▶ [MATERIAL PROVIDED]:
· · · · ·
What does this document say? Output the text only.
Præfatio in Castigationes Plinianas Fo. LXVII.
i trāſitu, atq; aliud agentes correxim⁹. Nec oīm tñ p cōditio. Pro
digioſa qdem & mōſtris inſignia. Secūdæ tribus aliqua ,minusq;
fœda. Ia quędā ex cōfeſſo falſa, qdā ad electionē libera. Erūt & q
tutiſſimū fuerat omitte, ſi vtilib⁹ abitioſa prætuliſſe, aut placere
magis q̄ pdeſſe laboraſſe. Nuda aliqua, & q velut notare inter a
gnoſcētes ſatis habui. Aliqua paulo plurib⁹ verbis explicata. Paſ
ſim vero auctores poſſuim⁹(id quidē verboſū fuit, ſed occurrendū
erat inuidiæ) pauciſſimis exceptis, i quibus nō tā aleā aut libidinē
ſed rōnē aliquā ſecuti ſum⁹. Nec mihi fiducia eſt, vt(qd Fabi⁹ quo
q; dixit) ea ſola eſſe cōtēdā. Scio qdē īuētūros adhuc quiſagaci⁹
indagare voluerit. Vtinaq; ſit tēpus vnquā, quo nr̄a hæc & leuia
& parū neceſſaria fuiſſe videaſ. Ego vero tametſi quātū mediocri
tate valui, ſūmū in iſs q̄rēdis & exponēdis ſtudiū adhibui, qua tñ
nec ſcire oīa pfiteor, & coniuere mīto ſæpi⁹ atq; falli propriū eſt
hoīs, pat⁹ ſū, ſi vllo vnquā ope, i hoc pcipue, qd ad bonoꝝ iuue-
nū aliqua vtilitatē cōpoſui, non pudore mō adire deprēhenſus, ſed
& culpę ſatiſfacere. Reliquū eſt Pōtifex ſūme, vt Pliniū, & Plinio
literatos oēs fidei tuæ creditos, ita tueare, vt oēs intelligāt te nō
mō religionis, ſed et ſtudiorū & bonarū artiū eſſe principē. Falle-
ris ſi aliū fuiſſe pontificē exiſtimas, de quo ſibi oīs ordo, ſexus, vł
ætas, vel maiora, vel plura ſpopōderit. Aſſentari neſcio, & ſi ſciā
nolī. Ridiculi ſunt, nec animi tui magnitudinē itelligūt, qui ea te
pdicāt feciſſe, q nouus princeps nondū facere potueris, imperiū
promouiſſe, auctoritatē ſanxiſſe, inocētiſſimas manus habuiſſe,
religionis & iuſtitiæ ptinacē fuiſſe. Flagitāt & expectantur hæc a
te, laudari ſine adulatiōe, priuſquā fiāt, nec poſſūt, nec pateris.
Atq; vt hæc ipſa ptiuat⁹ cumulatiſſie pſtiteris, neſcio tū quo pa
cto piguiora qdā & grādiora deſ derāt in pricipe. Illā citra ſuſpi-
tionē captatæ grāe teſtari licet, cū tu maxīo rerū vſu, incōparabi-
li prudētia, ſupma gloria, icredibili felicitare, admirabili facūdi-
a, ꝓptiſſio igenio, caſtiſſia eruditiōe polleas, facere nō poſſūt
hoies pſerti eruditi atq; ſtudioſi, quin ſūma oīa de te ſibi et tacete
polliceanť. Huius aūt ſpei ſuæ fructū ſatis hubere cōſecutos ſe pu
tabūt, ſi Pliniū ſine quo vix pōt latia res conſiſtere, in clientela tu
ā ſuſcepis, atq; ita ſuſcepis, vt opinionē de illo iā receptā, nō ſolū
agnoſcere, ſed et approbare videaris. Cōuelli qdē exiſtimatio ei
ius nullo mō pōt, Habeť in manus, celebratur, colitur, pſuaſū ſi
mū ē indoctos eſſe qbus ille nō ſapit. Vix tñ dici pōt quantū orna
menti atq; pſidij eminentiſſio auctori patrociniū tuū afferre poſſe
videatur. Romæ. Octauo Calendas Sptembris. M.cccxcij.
· · · · ·
Copy out the whole listing exactly as written.

What does this document say? Output the text only.
Præfatio in Castigationes Plinianas Fo. LXVII.
i trāſitu, atq; aliud agentes correxim⁹. Nec oīm tñ p cōditio. Pro
digioſa qdem & mōſtris inſignia. Secūdæ tribus aliqua ,minusq;
fœda. Ia quędā ex cōfeſſo falſa, qdā ad electionē libera. Erūt & q
tutiſſimū fuerat omitte, ſi vtilib⁹ abitioſa prætuliſſe, aut placere
magis q̄ pdeſſe laboraſſe. Nuda aliqua, & q velut notare inter a
gnoſcētes ſatis habui. Aliqua paulo plurib⁹ verbis explicata. Paſ
ſim vero auctores poſſuim⁹(id quidē verboſū fuit, ſed occurrendū
erat inuidiæ) pauciſſimis exceptis, i quibus nō tā aleā aut libidinē
ſed rōnē aliquā ſecuti ſum⁹. Nec mihi fiducia eſt, vt(qd Fabi⁹ quo
q; dixit) ea ſola eſſe cōtēdā. Scio qdē īuētūros adhuc quiſagaci⁹
indagare voluerit. Vtinaq; ſit tēpus vnquā, quo nr̄a hæc & leuia
& parū neceſſaria fuiſſe videaſ. Ego vero tametſi quātū mediocri
tate valui, ſūmū in iſs q̄rēdis & exponēdis ſtudiū adhibui, qua tñ
nec ſcire oīa pfiteor, & coniuere mīto ſæpi⁹ atq; falli propriū eſt
hoīs, pat⁹ ſū, ſi vllo vnquā ope, i hoc pcipue, qd ad bonoꝝ iuue-
nū aliqua vtilitatē cōpoſui, non pudore mō adire deprēhenſus, ſed
& culpę ſatiſfacere. Reliquū eſt Pōtifex ſūme, vt Pliniū, & Plinio
literatos oēs fidei tuæ creditos, ita tueare, vt oēs intelligāt te nō
mō religionis, ſed et ſtudiorū & bonarū artiū eſſe principē. Falle-
ris ſi aliū fuiſſe pontificē exiſtimas, de quo ſibi oīs ordo, ſexus, vł
ætas, vel maiora, vel plura ſpopōderit. Aſſentari neſcio, & ſi ſciā
nolī. Ridiculi ſunt, nec animi tui magnitudinē itelligūt, qui ea te
pdicāt feciſſe, q nouus princeps nondū facere potueris, imperiū
promouiſſe, auctoritatē ſanxiſſe, inocētiſſimas manus habuiſſe,
religionis & iuſtitiæ ptinacē fuiſſe. Flagitāt & expectantur hæc a
te, laudari ſine adulatiōe, priuſquā fiāt, nec poſſūt, nec pateris.
Atq; vt hæc ipſa ptiuat⁹ cumulatiſſie pſtiteris, neſcio tū quo pa
cto piguiora qdā & grādiora deſ derāt in pricipe. Illā citra ſuſpi-
tionē captatæ grāe teſtari licet, cū tu maxīo rerū vſu, incōparabi-
li prudētia, ſupma gloria, icredibili felicitare, admirabili facūdi-
a, ꝓptiſſio igenio, caſtiſſia eruditiōe polleas, facere nō poſſūt
hoies pſerti eruditi atq; ſtudioſi, quin ſūma oīa de te ſibi et tacete
polliceanť. Huius aūt ſpei ſuæ fructū ſatis hubere cōſecutos ſe pu
tabūt, ſi Pliniū ſine quo vix pōt latia res conſiſtere, in clientela tu
ā ſuſcepis, atq; ita ſuſcepis, vt opinionē de illo iā receptā, nō ſolū
agnoſcere, ſed et approbare videaris. Cōuelli qdē exiſtimatio ei
ius nullo mō pōt, Habeť in manus, celebratur, colitur, pſuaſū ſi
mū ē indoctos eſſe qbus ille nō ſapit. Vix tñ dici pōt quantū orna
menti atq; pſidij eminentiſſio auctori patrociniū tuū afferre poſſe
videatur. Romæ. Octauo Calendas Sptembris. M.cccxcij.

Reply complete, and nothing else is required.